- _PROVIDED DATA_
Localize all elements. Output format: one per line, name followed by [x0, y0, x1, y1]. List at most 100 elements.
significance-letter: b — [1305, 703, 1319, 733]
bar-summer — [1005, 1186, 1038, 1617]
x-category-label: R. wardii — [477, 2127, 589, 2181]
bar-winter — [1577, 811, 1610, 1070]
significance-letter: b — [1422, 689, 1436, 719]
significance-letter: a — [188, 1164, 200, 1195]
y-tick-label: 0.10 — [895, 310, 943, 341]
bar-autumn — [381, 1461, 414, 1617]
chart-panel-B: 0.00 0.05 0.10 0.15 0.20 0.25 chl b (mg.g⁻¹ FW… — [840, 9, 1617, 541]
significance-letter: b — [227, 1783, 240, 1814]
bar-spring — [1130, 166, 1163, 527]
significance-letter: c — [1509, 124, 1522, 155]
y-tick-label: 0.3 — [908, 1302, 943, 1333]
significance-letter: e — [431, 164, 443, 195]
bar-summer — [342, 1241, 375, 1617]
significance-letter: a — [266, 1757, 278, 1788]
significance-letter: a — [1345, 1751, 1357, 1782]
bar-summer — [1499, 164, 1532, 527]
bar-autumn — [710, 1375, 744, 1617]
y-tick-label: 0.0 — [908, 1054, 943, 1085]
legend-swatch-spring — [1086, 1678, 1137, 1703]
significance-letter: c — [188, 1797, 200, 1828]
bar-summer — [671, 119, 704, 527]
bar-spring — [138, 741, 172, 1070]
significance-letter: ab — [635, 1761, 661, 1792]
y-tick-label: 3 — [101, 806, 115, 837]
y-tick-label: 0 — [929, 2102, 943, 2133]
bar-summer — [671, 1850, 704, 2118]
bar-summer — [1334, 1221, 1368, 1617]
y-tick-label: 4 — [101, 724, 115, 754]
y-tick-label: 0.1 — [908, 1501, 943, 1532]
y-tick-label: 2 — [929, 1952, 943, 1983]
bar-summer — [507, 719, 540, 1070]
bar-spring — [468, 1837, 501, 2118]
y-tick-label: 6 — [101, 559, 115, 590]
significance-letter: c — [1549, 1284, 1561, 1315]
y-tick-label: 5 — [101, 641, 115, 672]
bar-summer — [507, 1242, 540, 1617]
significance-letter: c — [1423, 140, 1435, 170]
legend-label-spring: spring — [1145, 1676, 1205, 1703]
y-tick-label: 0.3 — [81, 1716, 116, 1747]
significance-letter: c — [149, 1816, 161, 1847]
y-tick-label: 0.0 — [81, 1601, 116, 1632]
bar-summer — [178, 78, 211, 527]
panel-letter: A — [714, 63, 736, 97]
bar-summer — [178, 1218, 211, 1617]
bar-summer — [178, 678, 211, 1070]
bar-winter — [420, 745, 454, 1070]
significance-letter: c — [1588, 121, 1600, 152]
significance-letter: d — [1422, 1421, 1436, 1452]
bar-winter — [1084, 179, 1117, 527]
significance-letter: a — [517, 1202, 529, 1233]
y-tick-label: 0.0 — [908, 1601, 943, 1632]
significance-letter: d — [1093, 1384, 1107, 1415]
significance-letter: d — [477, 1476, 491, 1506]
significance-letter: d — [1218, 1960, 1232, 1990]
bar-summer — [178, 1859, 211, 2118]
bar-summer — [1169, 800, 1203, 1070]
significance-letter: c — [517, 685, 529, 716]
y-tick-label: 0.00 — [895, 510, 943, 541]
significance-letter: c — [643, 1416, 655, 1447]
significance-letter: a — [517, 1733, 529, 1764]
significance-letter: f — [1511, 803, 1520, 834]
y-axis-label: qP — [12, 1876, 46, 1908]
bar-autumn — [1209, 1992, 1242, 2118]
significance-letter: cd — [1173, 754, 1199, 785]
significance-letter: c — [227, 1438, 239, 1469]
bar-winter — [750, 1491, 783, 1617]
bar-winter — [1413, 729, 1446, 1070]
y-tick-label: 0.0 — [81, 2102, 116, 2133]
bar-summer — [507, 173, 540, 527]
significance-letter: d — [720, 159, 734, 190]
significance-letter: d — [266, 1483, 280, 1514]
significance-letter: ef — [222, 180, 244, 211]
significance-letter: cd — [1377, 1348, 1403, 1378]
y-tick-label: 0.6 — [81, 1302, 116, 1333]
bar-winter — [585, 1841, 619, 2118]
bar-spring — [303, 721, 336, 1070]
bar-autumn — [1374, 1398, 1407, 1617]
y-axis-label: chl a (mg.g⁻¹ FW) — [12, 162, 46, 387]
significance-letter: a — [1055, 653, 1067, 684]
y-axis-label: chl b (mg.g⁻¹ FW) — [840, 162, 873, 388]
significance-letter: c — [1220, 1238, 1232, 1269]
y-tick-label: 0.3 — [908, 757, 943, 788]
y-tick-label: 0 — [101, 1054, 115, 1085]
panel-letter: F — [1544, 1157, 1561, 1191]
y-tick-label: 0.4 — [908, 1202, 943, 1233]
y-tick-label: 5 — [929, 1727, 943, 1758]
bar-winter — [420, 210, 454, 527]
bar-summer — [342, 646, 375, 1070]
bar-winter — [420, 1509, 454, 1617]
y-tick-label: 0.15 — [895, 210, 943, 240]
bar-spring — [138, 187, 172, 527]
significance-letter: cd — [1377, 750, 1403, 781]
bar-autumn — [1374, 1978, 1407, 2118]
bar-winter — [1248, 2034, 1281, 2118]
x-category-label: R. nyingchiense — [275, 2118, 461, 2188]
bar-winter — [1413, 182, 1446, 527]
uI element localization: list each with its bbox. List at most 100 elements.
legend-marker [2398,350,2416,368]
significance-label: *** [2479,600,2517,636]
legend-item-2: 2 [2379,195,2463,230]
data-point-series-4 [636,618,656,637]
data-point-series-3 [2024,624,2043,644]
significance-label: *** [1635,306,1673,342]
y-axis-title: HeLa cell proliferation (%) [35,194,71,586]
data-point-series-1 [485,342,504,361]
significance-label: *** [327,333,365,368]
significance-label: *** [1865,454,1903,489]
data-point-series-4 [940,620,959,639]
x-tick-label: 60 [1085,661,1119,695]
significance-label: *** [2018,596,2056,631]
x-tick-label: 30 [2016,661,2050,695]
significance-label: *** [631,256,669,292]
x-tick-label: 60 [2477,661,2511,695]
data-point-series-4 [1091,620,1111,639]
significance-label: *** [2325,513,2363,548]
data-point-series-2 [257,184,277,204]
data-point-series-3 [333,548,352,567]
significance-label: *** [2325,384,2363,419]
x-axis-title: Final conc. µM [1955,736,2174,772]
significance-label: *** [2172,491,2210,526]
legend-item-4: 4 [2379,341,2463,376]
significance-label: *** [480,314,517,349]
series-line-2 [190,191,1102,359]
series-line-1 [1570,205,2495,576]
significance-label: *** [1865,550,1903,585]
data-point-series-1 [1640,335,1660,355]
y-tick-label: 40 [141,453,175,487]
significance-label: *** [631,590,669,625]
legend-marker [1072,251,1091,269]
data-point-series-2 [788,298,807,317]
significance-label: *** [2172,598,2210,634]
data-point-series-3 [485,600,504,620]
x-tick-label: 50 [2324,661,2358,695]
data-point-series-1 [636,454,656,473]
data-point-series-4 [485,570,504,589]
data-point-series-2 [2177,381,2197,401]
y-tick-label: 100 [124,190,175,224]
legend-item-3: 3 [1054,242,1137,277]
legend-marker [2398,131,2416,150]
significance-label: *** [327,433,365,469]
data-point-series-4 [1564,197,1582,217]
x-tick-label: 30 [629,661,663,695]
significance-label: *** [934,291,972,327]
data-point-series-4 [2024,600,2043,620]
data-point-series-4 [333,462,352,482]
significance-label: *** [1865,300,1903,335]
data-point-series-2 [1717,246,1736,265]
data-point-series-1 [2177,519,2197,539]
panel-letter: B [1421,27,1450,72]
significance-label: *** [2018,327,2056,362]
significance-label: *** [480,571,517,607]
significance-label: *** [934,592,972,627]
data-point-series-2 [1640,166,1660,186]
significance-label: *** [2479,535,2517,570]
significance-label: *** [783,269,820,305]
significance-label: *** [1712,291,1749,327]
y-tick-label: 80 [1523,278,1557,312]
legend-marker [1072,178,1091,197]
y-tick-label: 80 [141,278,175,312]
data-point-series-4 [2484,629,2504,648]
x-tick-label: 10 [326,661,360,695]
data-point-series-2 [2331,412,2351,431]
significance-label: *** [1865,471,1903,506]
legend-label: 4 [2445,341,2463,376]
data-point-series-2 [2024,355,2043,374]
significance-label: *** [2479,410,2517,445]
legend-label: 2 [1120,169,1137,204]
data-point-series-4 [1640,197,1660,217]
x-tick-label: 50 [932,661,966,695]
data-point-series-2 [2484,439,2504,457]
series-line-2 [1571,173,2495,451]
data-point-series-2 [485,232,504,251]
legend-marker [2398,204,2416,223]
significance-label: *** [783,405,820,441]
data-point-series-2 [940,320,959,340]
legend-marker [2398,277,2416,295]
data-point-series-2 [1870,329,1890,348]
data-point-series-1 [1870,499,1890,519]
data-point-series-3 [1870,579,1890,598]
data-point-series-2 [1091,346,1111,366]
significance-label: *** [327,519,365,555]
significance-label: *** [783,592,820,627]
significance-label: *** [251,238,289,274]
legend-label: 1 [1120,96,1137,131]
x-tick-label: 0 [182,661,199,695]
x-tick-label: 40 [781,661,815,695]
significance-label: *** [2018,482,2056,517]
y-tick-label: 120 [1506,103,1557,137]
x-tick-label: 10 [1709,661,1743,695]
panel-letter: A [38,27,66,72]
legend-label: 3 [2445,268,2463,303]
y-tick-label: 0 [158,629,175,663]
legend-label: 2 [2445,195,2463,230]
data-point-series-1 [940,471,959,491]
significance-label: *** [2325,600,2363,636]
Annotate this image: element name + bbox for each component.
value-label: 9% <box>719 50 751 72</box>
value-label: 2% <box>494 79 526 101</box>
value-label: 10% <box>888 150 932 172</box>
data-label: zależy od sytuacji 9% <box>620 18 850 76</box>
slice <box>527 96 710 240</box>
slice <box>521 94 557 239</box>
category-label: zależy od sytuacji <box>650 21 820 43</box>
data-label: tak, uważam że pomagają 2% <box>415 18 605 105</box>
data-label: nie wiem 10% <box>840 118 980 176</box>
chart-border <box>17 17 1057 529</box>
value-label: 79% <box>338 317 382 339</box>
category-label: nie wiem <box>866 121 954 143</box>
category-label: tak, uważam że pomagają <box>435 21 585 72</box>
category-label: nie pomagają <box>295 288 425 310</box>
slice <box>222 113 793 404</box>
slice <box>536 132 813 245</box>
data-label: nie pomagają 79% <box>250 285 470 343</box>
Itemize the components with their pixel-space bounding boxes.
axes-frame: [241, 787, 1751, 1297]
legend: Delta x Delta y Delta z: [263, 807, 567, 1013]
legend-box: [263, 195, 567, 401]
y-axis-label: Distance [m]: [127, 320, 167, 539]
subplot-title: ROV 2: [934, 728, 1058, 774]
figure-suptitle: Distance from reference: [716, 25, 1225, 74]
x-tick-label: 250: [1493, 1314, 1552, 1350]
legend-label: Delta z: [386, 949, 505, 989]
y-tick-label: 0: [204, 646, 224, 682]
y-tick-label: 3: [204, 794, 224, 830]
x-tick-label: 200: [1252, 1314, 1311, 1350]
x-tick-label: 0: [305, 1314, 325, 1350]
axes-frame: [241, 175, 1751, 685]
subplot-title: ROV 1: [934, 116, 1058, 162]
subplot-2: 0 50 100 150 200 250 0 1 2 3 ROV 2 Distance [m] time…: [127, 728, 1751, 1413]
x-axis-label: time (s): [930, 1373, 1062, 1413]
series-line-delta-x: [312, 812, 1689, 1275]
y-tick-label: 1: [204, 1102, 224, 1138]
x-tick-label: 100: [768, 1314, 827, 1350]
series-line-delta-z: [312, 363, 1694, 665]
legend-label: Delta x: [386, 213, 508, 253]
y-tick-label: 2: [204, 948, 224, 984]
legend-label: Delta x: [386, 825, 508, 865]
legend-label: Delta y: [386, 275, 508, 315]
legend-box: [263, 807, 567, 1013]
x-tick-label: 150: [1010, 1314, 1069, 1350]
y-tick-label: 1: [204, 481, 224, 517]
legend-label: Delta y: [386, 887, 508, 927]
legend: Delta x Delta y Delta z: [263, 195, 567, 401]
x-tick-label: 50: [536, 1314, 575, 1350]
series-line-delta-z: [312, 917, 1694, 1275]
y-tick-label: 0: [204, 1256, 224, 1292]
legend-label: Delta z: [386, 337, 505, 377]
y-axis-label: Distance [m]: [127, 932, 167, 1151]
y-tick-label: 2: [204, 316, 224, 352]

- _WHAT NEEDS TO BE DONE_
Rewrite the entries as a JSON list of strings, one string per line and no blank lines. Start at the very first line and continue through the line containing "bar-summer — [507, 1242, 540, 1617]", including both ends.

- _CORRECT RESPONSE_
[
  "Localize all elements. Output format: one per line, name followed by [x0, y0, x1, y1]. List at most 100 elements.",
  "significance-letter: b — [1305, 703, 1319, 733]",
  "bar-summer — [1005, 1186, 1038, 1617]",
  "x-category-label: R. wardii — [477, 2127, 589, 2181]",
  "bar-winter — [1577, 811, 1610, 1070]",
  "significance-letter: b — [1422, 689, 1436, 719]",
  "significance-letter: a — [188, 1164, 200, 1195]",
  "y-tick-label: 0.10 — [895, 310, 943, 341]",
  "bar-autumn — [381, 1461, 414, 1617]",
  "chart-panel-B: 0.00 0.05 0.10 0.15 0.20 0.25 chl b (mg.g⁻¹ FW… — [840, 9, 1617, 541]",
  "significance-letter: b — [227, 1783, 240, 1814]",
  "bar-spring — [1130, 166, 1163, 527]",
  "significance-letter: c — [1509, 124, 1522, 155]",
  "y-tick-label: 0.3 — [908, 1302, 943, 1333]",
  "significance-letter: e — [431, 164, 443, 195]",
  "bar-summer — [342, 1241, 375, 1617]",
  "significance-letter: a — [266, 1757, 278, 1788]",
  "significance-letter: a — [1345, 1751, 1357, 1782]",
  "bar-summer — [1499, 164, 1532, 527]",
  "bar-autumn — [710, 1375, 744, 1617]",
  "y-tick-label: 0.0 — [908, 1054, 943, 1085]",
  "legend-swatch-spring — [1086, 1678, 1137, 1703]",
  "significance-letter: c — [188, 1797, 200, 1828]",
  "bar-summer — [671, 119, 704, 527]",
  "bar-spring — [138, 741, 172, 1070]",
  "significance-letter: ab — [635, 1761, 661, 1792]",
  "y-tick-label: 3 — [101, 806, 115, 837]",
  "y-tick-label: 0 — [929, 2102, 943, 2133]",
  "bar-summer — [671, 1850, 704, 2118]",
  "bar-summer — [1334, 1221, 1368, 1617]",
  "y-tick-label: 4 — [101, 724, 115, 754]",
  "y-tick-label: 0.1 — [908, 1501, 943, 1532]",
  "y-tick-label: 2 — [929, 1952, 943, 1983]",
  "bar-summer — [507, 719, 540, 1070]",
  "bar-spring — [468, 1837, 501, 2118]",
  "y-tick-label: 6 — [101, 559, 115, 590]",
  "significance-letter: c — [1549, 1284, 1561, 1315]",
  "y-tick-label: 5 — [101, 641, 115, 672]",
  "bar-summer — [507, 1242, 540, 1617]"
]